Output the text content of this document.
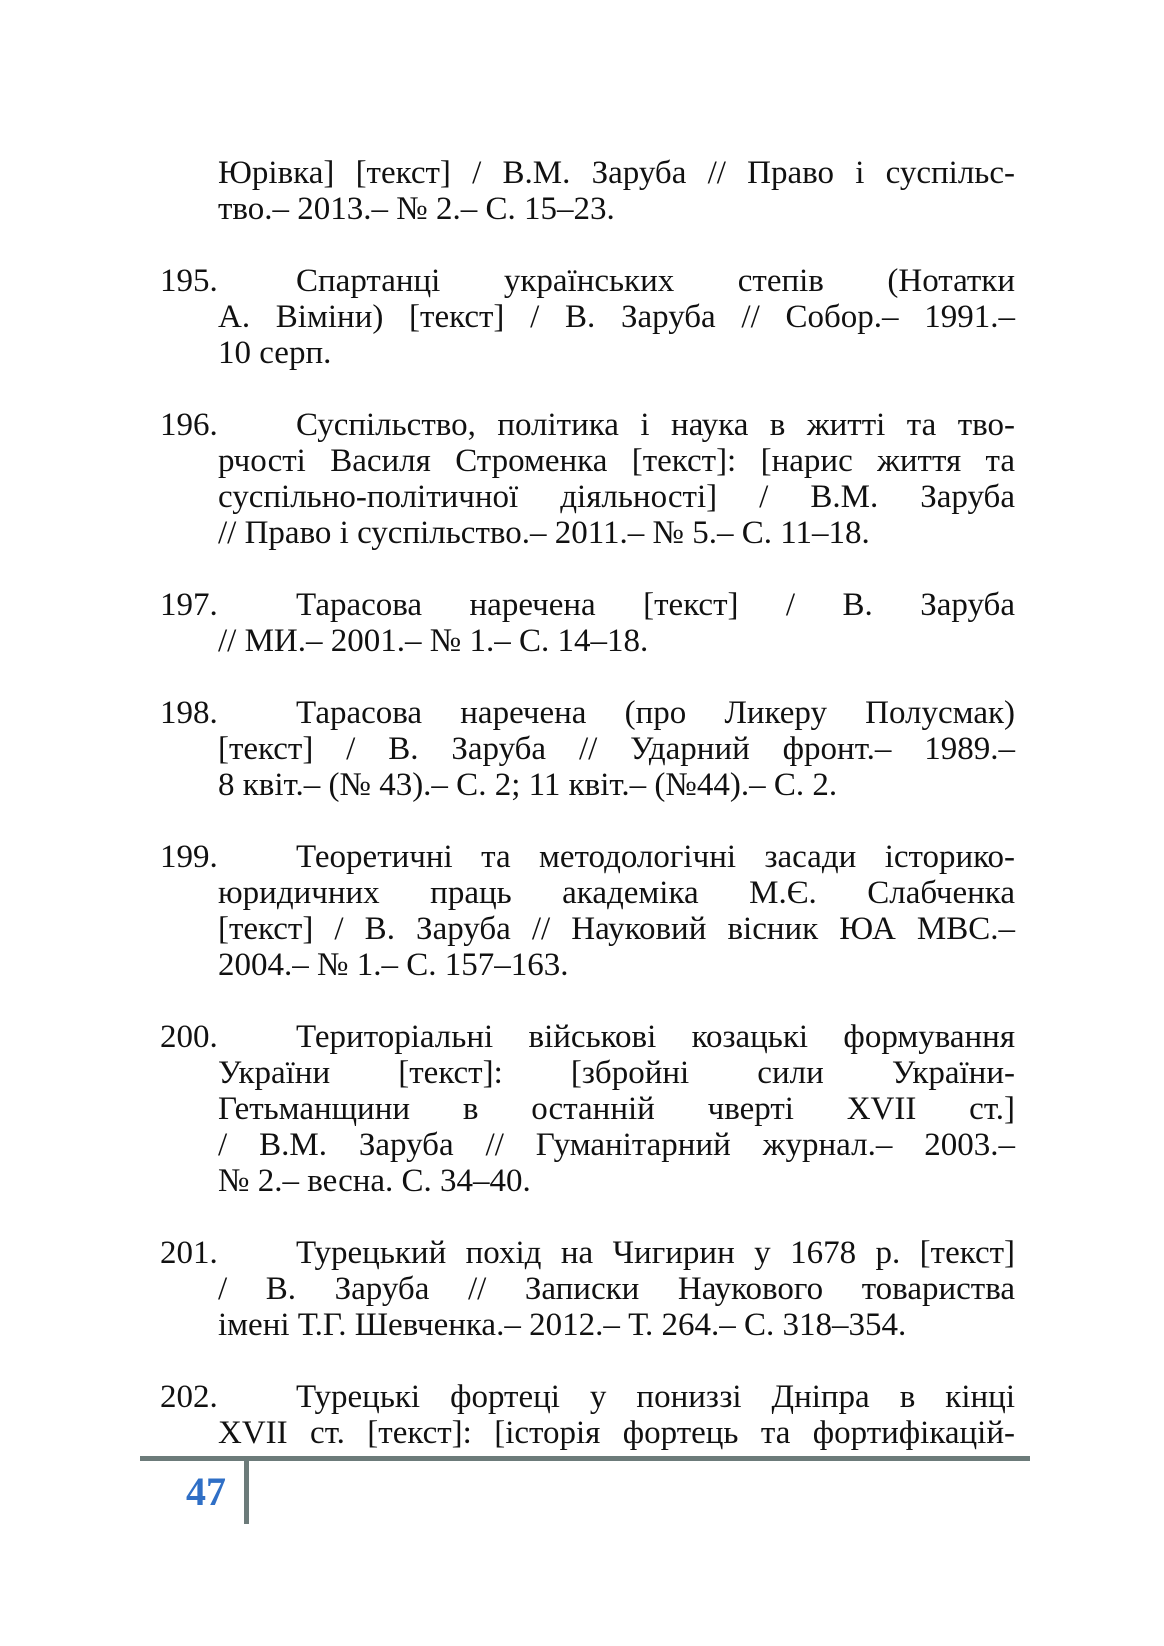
Юрівка] [текст] / В.М. Заруба // Право і суспільс-
тво.– 2013.– № 2.– С. 15–23.
195.	Спартанці українських степів (Нотатки
А. Віміни) [текст] / В. Заруба // Собор.– 1991.–
10 серп.
196.	Суспільство, політика і наука в житті та тво-
рчості Василя Строменка [текст]: [нарис життя та
суспільно-політичної діяльності] / В.М. Заруба
// Право і суспільство.– 2011.– № 5.– С. 11–18.
197.	Тарасова наречена [текст] / В. Заруба
// МИ.– 2001.– № 1.– С. 14–18.
198.	Тарасова наречена (про Ликеру Полусмак)
[текст] / В. Заруба // Ударний фронт.– 1989.–
8 квіт.– (№ 43).– С. 2; 11 квіт.– (№44).– С. 2.
199.	Теоретичні та методологічні засади історико-
юридичних праць академіка М.Є. Слабченка
[текст] / В. Заруба // Науковий вісник ЮА МВС.–
2004.– № 1.– С. 157–163.
200.	Територіальні військові козацькі формування
України [текст]: [збройні сили України-
Гетьманщини в останній чверті XVII ст.]
/ В.М. Заруба // Гуманітарний журнал.– 2003.–
№ 2.– весна. С. 34–40.
201.	Турецький похід на Чигирин у 1678 р. [текст]
/ В. Заруба // Записки Наукового товариства
імені Т.Г. Шевченка.– 2012.– Т. 264.– С. 318–354.
202.	Турецькі фортеці у пониззі Дніпра в кінці
XVII ст. [текст]: [історія фортець та фортифікацій-
47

> **Your instructions**
Filter the data for the string "XVII" and copy every line that has it.

> **Exercise answer**
Гетьманщини в останній чверті XVII ст.]
XVII ст. [текст]: [історія фортець та фортифікацій-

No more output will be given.